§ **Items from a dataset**
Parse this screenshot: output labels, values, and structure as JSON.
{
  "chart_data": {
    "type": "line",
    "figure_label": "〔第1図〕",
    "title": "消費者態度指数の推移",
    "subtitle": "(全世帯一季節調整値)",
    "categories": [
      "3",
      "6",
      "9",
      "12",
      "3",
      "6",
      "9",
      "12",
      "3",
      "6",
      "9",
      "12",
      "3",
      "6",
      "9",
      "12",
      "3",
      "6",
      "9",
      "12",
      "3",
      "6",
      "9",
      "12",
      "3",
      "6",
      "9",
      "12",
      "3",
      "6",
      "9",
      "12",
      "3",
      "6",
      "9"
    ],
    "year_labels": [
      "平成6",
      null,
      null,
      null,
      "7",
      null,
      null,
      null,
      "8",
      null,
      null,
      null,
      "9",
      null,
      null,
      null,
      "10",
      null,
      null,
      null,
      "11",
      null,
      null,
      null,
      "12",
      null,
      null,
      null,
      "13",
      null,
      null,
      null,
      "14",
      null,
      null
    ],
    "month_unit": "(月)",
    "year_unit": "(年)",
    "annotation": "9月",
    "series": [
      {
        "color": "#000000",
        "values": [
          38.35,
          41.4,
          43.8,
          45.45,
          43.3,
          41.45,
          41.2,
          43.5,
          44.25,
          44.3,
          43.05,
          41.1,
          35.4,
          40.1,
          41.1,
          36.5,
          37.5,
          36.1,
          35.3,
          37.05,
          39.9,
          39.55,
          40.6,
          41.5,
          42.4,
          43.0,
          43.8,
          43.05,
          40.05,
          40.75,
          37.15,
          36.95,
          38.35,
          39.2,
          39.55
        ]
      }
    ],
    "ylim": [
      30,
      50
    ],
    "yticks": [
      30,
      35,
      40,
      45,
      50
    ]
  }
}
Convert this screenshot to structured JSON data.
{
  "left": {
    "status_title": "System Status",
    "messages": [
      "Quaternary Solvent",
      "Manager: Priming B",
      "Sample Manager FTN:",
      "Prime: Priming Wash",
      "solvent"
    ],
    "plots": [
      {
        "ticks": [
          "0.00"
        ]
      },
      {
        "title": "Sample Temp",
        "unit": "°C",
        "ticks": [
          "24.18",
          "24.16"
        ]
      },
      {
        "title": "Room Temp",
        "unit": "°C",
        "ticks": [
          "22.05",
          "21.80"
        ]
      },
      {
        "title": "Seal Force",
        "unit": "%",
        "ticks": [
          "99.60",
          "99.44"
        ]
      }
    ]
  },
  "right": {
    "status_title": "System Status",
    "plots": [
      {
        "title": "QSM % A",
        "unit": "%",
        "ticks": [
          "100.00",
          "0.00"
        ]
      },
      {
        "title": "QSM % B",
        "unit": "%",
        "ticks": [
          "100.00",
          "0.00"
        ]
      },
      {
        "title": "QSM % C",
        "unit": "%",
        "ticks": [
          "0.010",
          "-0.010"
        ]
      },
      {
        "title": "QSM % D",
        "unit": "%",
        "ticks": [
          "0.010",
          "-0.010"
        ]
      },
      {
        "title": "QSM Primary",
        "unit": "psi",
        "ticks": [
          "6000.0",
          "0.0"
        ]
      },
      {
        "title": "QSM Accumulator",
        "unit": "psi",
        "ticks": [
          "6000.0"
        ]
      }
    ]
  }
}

§ **Instruction**
Write every record out again, unaltered.

§ **The reply**
Parse this screenshot: output labels, values, and structure as JSON.
{
  "chart_data": {
    "type": "line",
    "figure_label": "〔第1図〕",
    "title": "消費者態度指数の推移",
    "subtitle": "(全世帯一季節調整値)",
    "categories": [
      "3",
      "6",
      "9",
      "12",
      "3",
      "6",
      "9",
      "12",
      "3",
      "6",
      "9",
      "12",
      "3",
      "6",
      "9",
      "12",
      "3",
      "6",
      "9",
      "12",
      "3",
      "6",
      "9",
      "12",
      "3",
      "6",
      "9",
      "12",
      "3",
      "6",
      "9",
      "12",
      "3",
      "6",
      "9"
    ],
    "year_labels": [
      "平成6",
      null,
      null,
      null,
      "7",
      null,
      null,
      null,
      "8",
      null,
      null,
      null,
      "9",
      null,
      null,
      null,
      "10",
      null,
      null,
      null,
      "11",
      null,
      null,
      null,
      "12",
      null,
      null,
      null,
      "13",
      null,
      null,
      null,
      "14",
      null,
      null
    ],
    "month_unit": "(月)",
    "year_unit": "(年)",
    "annotation": "9月",
    "series": [
      {
        "color": "#000000",
        "values": [
          38.35,
          41.4,
          43.8,
          45.45,
          43.3,
          41.45,
          41.2,
          43.5,
          44.25,
          44.3,
          43.05,
          41.1,
          35.4,
          40.1,
          41.1,
          36.5,
          37.5,
          36.1,
          35.3,
          37.05,
          39.9,
          39.55,
          40.6,
          41.5,
          42.4,
          43.0,
          43.8,
          43.05,
          40.05,
          40.75,
          37.15,
          36.95,
          38.35,
          39.2,
          39.55
        ]
      }
    ],
    "ylim": [
      30,
      50
    ],
    "yticks": [
      30,
      35,
      40,
      45,
      50
    ]
  }
}
Convert this screenshot to structured JSON data.
{
  "left": {
    "status_title": "System Status",
    "messages": [
      "Quaternary Solvent",
      "Manager: Priming B",
      "Sample Manager FTN:",
      "Prime: Priming Wash",
      "solvent"
    ],
    "plots": [
      {
        "ticks": [
          "0.00"
        ]
      },
      {
        "title": "Sample Temp",
        "unit": "°C",
        "ticks": [
          "24.18",
          "24.16"
        ]
      },
      {
        "title": "Room Temp",
        "unit": "°C",
        "ticks": [
          "22.05",
          "21.80"
        ]
      },
      {
        "title": "Seal Force",
        "unit": "%",
        "ticks": [
          "99.60",
          "99.44"
        ]
      }
    ]
  },
  "right": {
    "status_title": "System Status",
    "plots": [
      {
        "title": "QSM % A",
        "unit": "%",
        "ticks": [
          "100.00",
          "0.00"
        ]
      },
      {
        "title": "QSM % B",
        "unit": "%",
        "ticks": [
          "100.00",
          "0.00"
        ]
      },
      {
        "title": "QSM % C",
        "unit": "%",
        "ticks": [
          "0.010",
          "-0.010"
        ]
      },
      {
        "title": "QSM % D",
        "unit": "%",
        "ticks": [
          "0.010",
          "-0.010"
        ]
      },
      {
        "title": "QSM Primary",
        "unit": "psi",
        "ticks": [
          "6000.0",
          "0.0"
        ]
      },
      {
        "title": "QSM Accumulator",
        "unit": "psi",
        "ticks": [
          "6000.0"
        ]
      }
    ]
  }
}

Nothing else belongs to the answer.